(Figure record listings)
○ ○ ○ ○

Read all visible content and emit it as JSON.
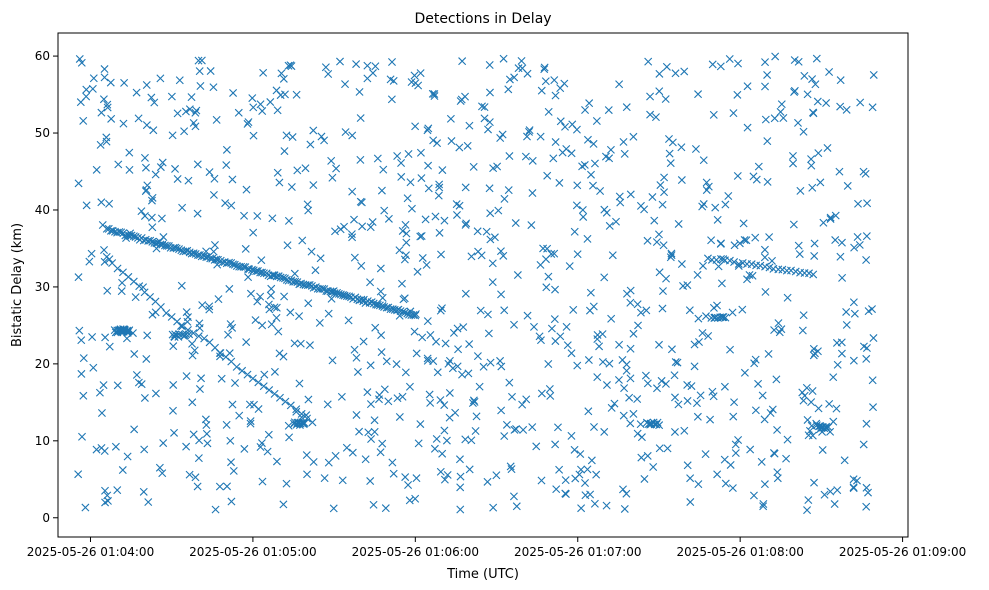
{
  "chart_data": {
    "type": "scatter",
    "title": "Detections in Delay",
    "xlabel": "Time (UTC)",
    "ylabel": "Bistatic Delay (km)",
    "xlim": [
      "2025-05-26 01:03:48",
      "2025-05-26 01:09:02"
    ],
    "ylim": [
      -2.5,
      63
    ],
    "x_ticks": [
      "2025-05-26 01:04:00",
      "2025-05-26 01:05:00",
      "2025-05-26 01:06:00",
      "2025-05-26 01:07:00",
      "2025-05-26 01:08:00",
      "2025-05-26 01:09:00"
    ],
    "y_ticks": [
      0,
      10,
      20,
      30,
      40,
      50,
      60
    ],
    "marker": "x",
    "color": "#1f77b4",
    "grid": false,
    "series": [
      {
        "name": "",
        "points": [
          [
            "01:04:04",
            41
          ],
          [
            "01:04:05",
            34.8
          ],
          [
            "01:04:06",
            33.9
          ],
          [
            "01:04:07",
            33.6
          ],
          [
            "01:04:08",
            33.1
          ],
          [
            "01:04:10",
            32.4
          ],
          [
            "01:04:12",
            31.9
          ],
          [
            "01:04:14",
            31.3
          ],
          [
            "01:04:16",
            30.7
          ],
          [
            "01:04:18",
            30.1
          ],
          [
            "01:04:20",
            29.3
          ],
          [
            "01:04:22",
            28.7
          ],
          [
            "01:04:24",
            28.1
          ],
          [
            "01:04:26",
            27.4
          ],
          [
            "01:04:28",
            26.6
          ],
          [
            "01:04:30",
            26.1
          ],
          [
            "01:04:32",
            25.5
          ],
          [
            "01:04:34",
            24.9
          ],
          [
            "01:04:36",
            24.4
          ],
          [
            "01:04:38",
            24
          ],
          [
            "01:04:40",
            23.6
          ],
          [
            "01:04:42",
            23.3
          ],
          [
            "01:04:44",
            22.8
          ],
          [
            "01:04:46",
            22.1
          ],
          [
            "01:04:48",
            21.4
          ],
          [
            "01:04:50",
            20.9
          ],
          [
            "01:04:52",
            20.3
          ],
          [
            "01:04:54",
            19.6
          ],
          [
            "01:04:56",
            19.1
          ],
          [
            "01:04:58",
            18.6
          ],
          [
            "01:05:00",
            18.1
          ],
          [
            "01:05:02",
            17.6
          ],
          [
            "01:05:04",
            17.1
          ],
          [
            "01:05:06",
            16.6
          ],
          [
            "01:05:08",
            16.1
          ],
          [
            "01:05:10",
            15.6
          ],
          [
            "01:05:12",
            15.1
          ],
          [
            "01:05:14",
            14.6
          ],
          [
            "01:05:16",
            14.1
          ],
          [
            "01:05:18",
            13.5
          ],
          [
            "01:05:20",
            12.9
          ],
          [
            "01:05:22",
            12.4
          ]
        ]
      }
    ],
    "track_segments": [
      {
        "start": [
          "01:04:06",
          37.5
        ],
        "end": [
          "01:06:00",
          26.3
        ],
        "count": 150
      },
      {
        "start": [
          "01:07:48",
          33.8
        ],
        "end": [
          "01:08:27",
          31.6
        ],
        "count": 25
      }
    ],
    "clusters": [
      {
        "center": [
          "01:04:12",
          24.3
        ],
        "count": 30
      },
      {
        "center": [
          "01:04:33",
          23.7
        ],
        "count": 10
      },
      {
        "center": [
          "01:05:17",
          12.3
        ],
        "count": 12
      },
      {
        "center": [
          "01:07:27",
          12.2
        ],
        "count": 12
      },
      {
        "center": [
          "01:07:52",
          26.0
        ],
        "count": 10
      },
      {
        "center": [
          "01:08:30",
          11.8
        ],
        "count": 14
      }
    ],
    "seed": 20250526,
    "background_points": 1050
  }
}
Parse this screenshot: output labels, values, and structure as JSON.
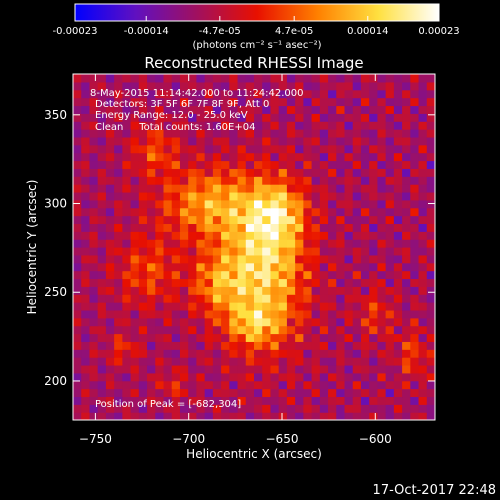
{
  "colorbar": {
    "tick_labels": [
      "-0.00023",
      "-0.00014",
      "-4.7e-05",
      "4.7e-05",
      "0.00014",
      "0.00023"
    ],
    "tick_values": [
      -0.00023,
      -0.00014,
      -4.7e-05,
      4.7e-05,
      0.00014,
      0.00023
    ],
    "range": [
      -0.00023,
      0.00023
    ],
    "units": "(photons cm⁻² s⁻¹ asec⁻²)",
    "stops": [
      "#0000ff",
      "#6010c0",
      "#a01060",
      "#e81000",
      "#ff8000",
      "#ffe040",
      "#ffffff"
    ]
  },
  "title": "Reconstructed RHESSI Image",
  "info_lines": [
    "8-May-2015 11:14:42.000 to 11:24:42.000",
    "Detectors: 3F 5F 6F 7F 8F 9F, Att 0",
    "Energy Range: 12.0 - 25.0 keV",
    "Clean     Total counts: 1.60E+04"
  ],
  "peak_label": "Position of Peak = [-682,304]",
  "timestamp": "17-Oct-2017 22:48",
  "chart_data": {
    "type": "heatmap",
    "title": "Reconstructed RHESSI Image",
    "xlabel": "Heliocentric X (arcsec)",
    "ylabel": "Heliocentric Y (arcsec)",
    "xlim": [
      -762,
      -568
    ],
    "ylim": [
      178,
      373
    ],
    "xticks": [
      -750,
      -700,
      -650,
      -600
    ],
    "yticks": [
      200,
      250,
      300,
      350
    ],
    "peak": {
      "x": -682,
      "y": 304
    },
    "emission_blobs": [
      {
        "x": -660,
        "y": 265,
        "sx": 16,
        "sy": 30,
        "a": 0.00023
      },
      {
        "x": -690,
        "y": 300,
        "sx": 18,
        "sy": 14,
        "a": 0.00016
      },
      {
        "x": -652,
        "y": 295,
        "sx": 10,
        "sy": 12,
        "a": 0.00014
      },
      {
        "x": -685,
        "y": 255,
        "sx": 10,
        "sy": 12,
        "a": 0.00012
      },
      {
        "x": -665,
        "y": 232,
        "sx": 10,
        "sy": 8,
        "a": 0.00011
      },
      {
        "x": -722,
        "y": 262,
        "sx": 12,
        "sy": 14,
        "a": 0.0001
      },
      {
        "x": -718,
        "y": 330,
        "sx": 9,
        "sy": 10,
        "a": 0.0001
      },
      {
        "x": -600,
        "y": 238,
        "sx": 7,
        "sy": 10,
        "a": 8e-05
      },
      {
        "x": -580,
        "y": 215,
        "sx": 6,
        "sy": 10,
        "a": 9e-05
      },
      {
        "x": -735,
        "y": 218,
        "sx": 6,
        "sy": 6,
        "a": 8e-05
      },
      {
        "x": -708,
        "y": 198,
        "sx": 6,
        "sy": 6,
        "a": 7e-05
      }
    ]
  }
}
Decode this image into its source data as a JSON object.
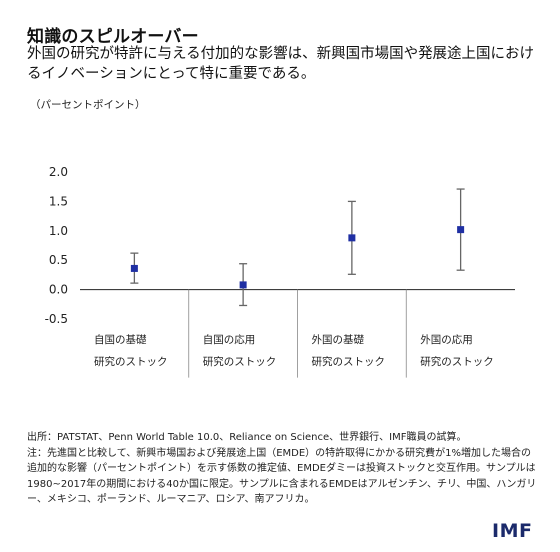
{
  "title": "知識のスピルオーバー",
  "subtitle": "外国の研究が特許に与える付加的な影響は、新興国市場国や発展途上国におけるイノベーションにとって特に重要である。",
  "unit_label": "（パーセントポイント）",
  "source_line": "出所：PATSTAT、Penn World Table 10.0、Reliance on Science、世界銀行、IMF職員の試算。",
  "note_text": "注：先進国と比較して、新興市場国および発展途上国（EMDE）の特許取得にかかる研究費が1%増加した場合の追加的な影響（パーセントポイント）を示す係数の推定値、EMDEダミーは投資ストックと交互作用。サンプルは1980~2017年の期間における40か国に限定。サンプルに含まれるEMDEはアルゼンチン、チリ、中国、ハンガリー、メキシコ、ポーランド、ルーマニア、ロシア、南アフリカ。",
  "logo_text": "IMF",
  "colors": {
    "point": "#1f2fa3",
    "errorbar": "#666666",
    "axis": "#222222"
  },
  "chart_data": {
    "type": "scatter",
    "categories": [
      [
        "自国の基礎",
        "研究のストック"
      ],
      [
        "自国の応用",
        "研究のストック"
      ],
      [
        "外国の基礎",
        "研究のストック"
      ],
      [
        "外国の応用",
        "研究のストック"
      ]
    ],
    "values": [
      0.36,
      0.08,
      0.88,
      1.02
    ],
    "error_low": [
      0.11,
      -0.27,
      0.26,
      0.33
    ],
    "error_high": [
      0.62,
      0.44,
      1.5,
      1.71
    ],
    "yticks": [
      "2.0",
      "1.5",
      "1.0",
      "0.5",
      "0.0",
      "-0.5"
    ],
    "ylim": [
      -0.5,
      2.0
    ],
    "grid": false,
    "legend": "none"
  }
}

○ ○ ○ ○

**TO BE DONE**
Every line that holds the word "ylabel" should be extracted.

**RESPONSE FOR THIS EXERCISE**
    "ylabel": "Bistatic Delay (km)",
    "ylabel": "Heliocentric Y (arcsec)",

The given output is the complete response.